Drop every picture, then transcribe the remaining data exactly.
#### DATA TO PROCESS
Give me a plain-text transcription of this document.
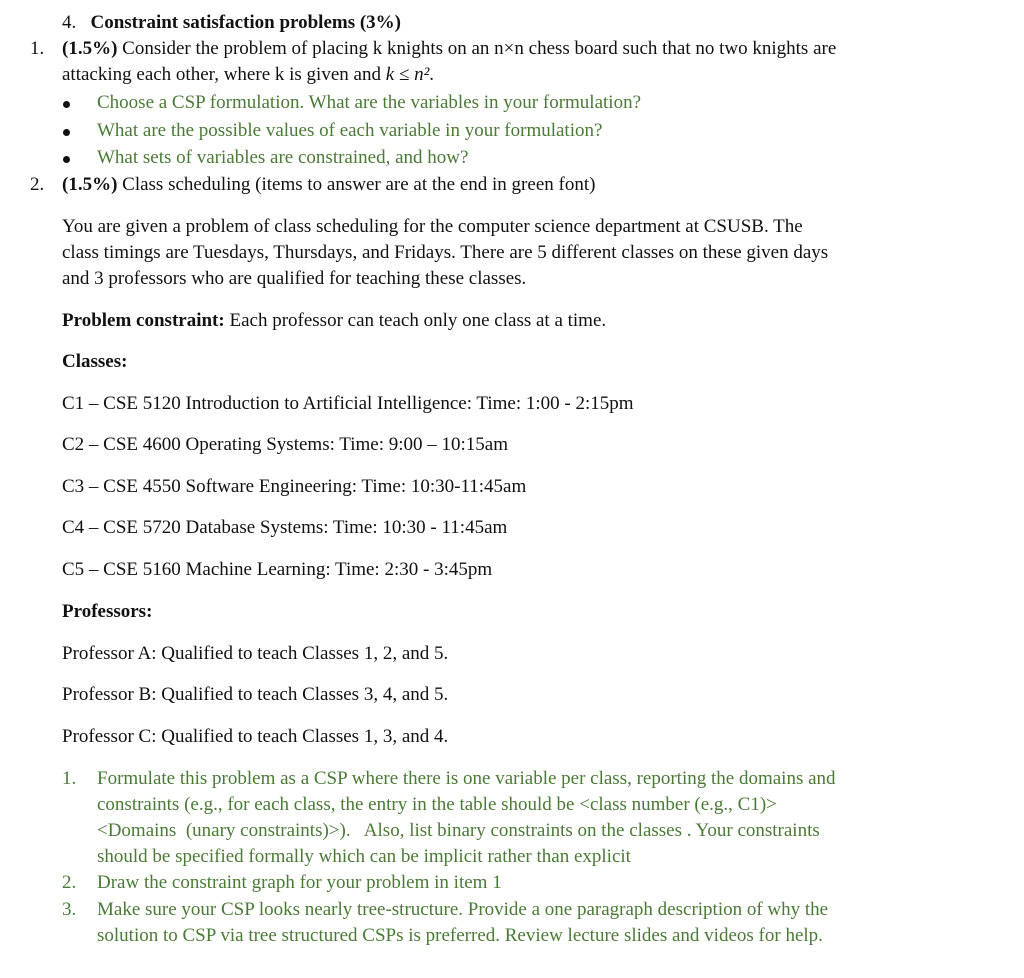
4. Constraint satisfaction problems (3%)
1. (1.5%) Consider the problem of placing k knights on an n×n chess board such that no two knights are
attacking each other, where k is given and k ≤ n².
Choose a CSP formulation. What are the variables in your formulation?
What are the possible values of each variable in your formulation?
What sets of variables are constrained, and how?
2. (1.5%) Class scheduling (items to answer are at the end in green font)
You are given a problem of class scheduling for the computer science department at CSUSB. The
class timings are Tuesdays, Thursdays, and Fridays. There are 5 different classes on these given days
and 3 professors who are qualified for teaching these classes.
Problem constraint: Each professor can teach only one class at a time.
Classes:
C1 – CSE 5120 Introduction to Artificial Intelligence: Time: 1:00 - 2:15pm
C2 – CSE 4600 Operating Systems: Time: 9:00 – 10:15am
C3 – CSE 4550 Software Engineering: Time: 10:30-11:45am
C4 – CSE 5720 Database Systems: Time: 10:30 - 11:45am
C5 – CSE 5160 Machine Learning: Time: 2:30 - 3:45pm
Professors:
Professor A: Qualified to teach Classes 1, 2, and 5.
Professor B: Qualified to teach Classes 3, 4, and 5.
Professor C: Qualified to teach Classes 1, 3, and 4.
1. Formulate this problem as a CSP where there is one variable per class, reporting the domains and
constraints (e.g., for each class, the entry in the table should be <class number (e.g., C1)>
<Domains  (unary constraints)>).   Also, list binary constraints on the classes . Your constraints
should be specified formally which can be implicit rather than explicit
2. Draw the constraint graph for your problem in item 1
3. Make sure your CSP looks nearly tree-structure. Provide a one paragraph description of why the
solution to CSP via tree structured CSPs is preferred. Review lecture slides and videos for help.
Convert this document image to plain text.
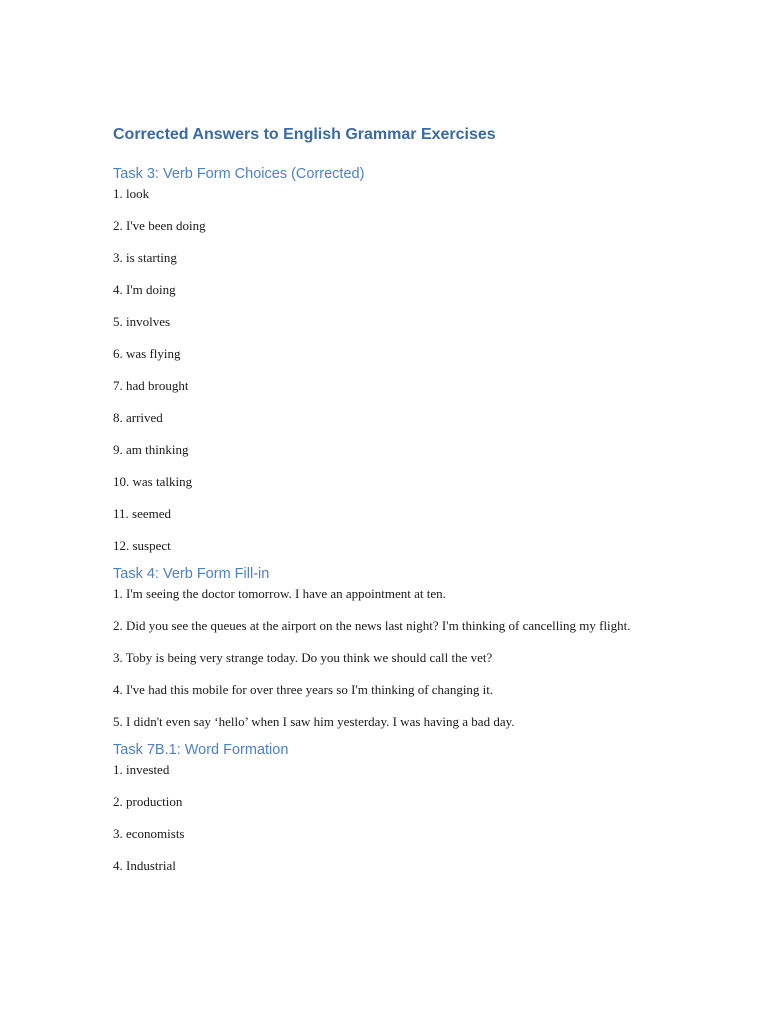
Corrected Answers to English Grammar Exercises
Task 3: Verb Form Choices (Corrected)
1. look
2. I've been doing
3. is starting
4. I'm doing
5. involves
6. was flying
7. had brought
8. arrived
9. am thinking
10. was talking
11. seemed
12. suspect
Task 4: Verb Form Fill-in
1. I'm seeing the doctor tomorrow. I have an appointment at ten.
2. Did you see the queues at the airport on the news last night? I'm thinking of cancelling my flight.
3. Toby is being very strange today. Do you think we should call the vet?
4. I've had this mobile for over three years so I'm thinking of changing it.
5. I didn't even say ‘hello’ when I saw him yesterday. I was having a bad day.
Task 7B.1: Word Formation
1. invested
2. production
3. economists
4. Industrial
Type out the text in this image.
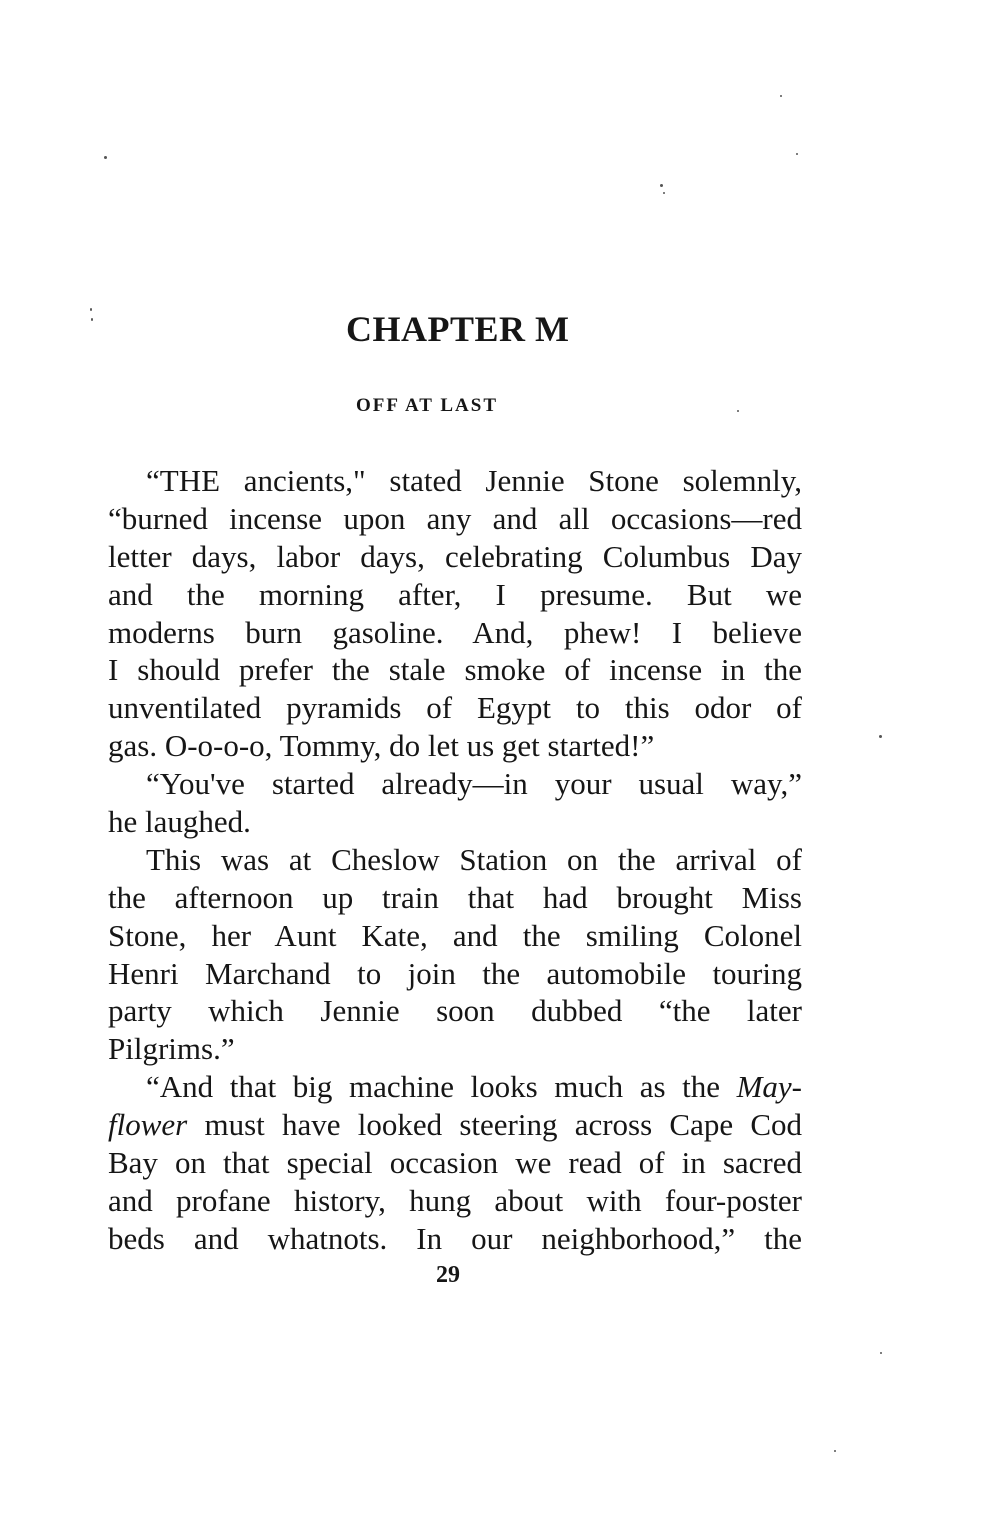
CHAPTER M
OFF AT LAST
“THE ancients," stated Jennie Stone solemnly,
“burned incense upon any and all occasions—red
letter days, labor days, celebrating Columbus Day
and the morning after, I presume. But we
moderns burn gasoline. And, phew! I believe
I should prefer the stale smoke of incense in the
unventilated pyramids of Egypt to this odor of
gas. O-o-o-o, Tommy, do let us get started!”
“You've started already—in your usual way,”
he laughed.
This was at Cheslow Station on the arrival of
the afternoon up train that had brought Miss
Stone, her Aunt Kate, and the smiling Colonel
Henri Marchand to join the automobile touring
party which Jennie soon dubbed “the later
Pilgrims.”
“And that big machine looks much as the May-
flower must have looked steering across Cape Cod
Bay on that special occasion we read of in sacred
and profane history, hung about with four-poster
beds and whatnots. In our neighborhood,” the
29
########
- _EXERCISE ANSWER_
Give me a plain-text transcription of this document.
4. Constraint satisfaction problems (3%)
1. (1.5%) Consider the problem of placing k knights on an n×n chess board such that no two knights are
attacking each other, where k is given and k ≤ n².
Choose a CSP formulation. What are the variables in your formulation?
What are the possible values of each variable in your formulation?
What sets of variables are constrained, and how?
2. (1.5%) Class scheduling (items to answer are at the end in green font)
You are given a problem of class scheduling for the computer science department at CSUSB. The
class timings are Tuesdays, Thursdays, and Fridays. There are 5 different classes on these given days
and 3 professors who are qualified for teaching these classes.
Problem constraint: Each professor can teach only one class at a time.
Classes:
C1 – CSE 5120 Introduction to Artificial Intelligence: Time: 1:00 - 2:15pm
C2 – CSE 4600 Operating Systems: Time: 9:00 – 10:15am
C3 – CSE 4550 Software Engineering: Time: 10:30-11:45am
C4 – CSE 5720 Database Systems: Time: 10:30 - 11:45am
C5 – CSE 5160 Machine Learning: Time: 2:30 - 3:45pm
Professors:
Professor A: Qualified to teach Classes 1, 2, and 5.
Professor B: Qualified to teach Classes 3, 4, and 5.
Professor C: Qualified to teach Classes 1, 3, and 4.
1. Formulate this problem as a CSP where there is one variable per class, reporting the domains and
constraints (e.g., for each class, the entry in the table should be <class number (e.g., C1)>
<Domains  (unary constraints)>).   Also, list binary constraints on the classes . Your constraints
should be specified formally which can be implicit rather than explicit
2. Draw the constraint graph for your problem in item 1
3. Make sure your CSP looks nearly tree-structure. Provide a one paragraph description of why the
solution to CSP via tree structured CSPs is preferred. Review lecture slides and videos for help.
Convert this document image to plain text.
Corrected Answers to English Grammar Exercises
Task 3: Verb Form Choices (Corrected)
1. look
2. I've been doing
3. is starting
4. I'm doing
5. involves
6. was flying
7. had brought
8. arrived
9. am thinking
10. was talking
11. seemed
12. suspect
Task 4: Verb Form Fill-in
1. I'm seeing the doctor tomorrow. I have an appointment at ten.
2. Did you see the queues at the airport on the news last night? I'm thinking of cancelling my flight.
3. Toby is being very strange today. Do you think we should call the vet?
4. I've had this mobile for over three years so I'm thinking of changing it.
5. I didn't even say ‘hello’ when I saw him yesterday. I was having a bad day.
Task 7B.1: Word Formation
1. invested
2. production
3. economists
4. Industrial
Type out the text in this image.
CHAPTER M
OFF AT LAST
“THE ancients," stated Jennie Stone solemnly,
“burned incense upon any and all occasions—red
letter days, labor days, celebrating Columbus Day
and the morning after, I presume. But we
moderns burn gasoline. And, phew! I believe
I should prefer the stale smoke of incense in the
unventilated pyramids of Egypt to this odor of
gas. O-o-o-o, Tommy, do let us get started!”
“You've started already—in your usual way,”
he laughed.
This was at Cheslow Station on the arrival of
the afternoon up train that had brought Miss
Stone, her Aunt Kate, and the smiling Colonel
Henri Marchand to join the automobile touring
party which Jennie soon dubbed “the later
Pilgrims.”
“And that big machine looks much as the May-
flower must have looked steering across Cape Cod
Bay on that special occasion we read of in sacred
and profane history, hung about with four-poster
beds and whatnots. In our neighborhood,” the
29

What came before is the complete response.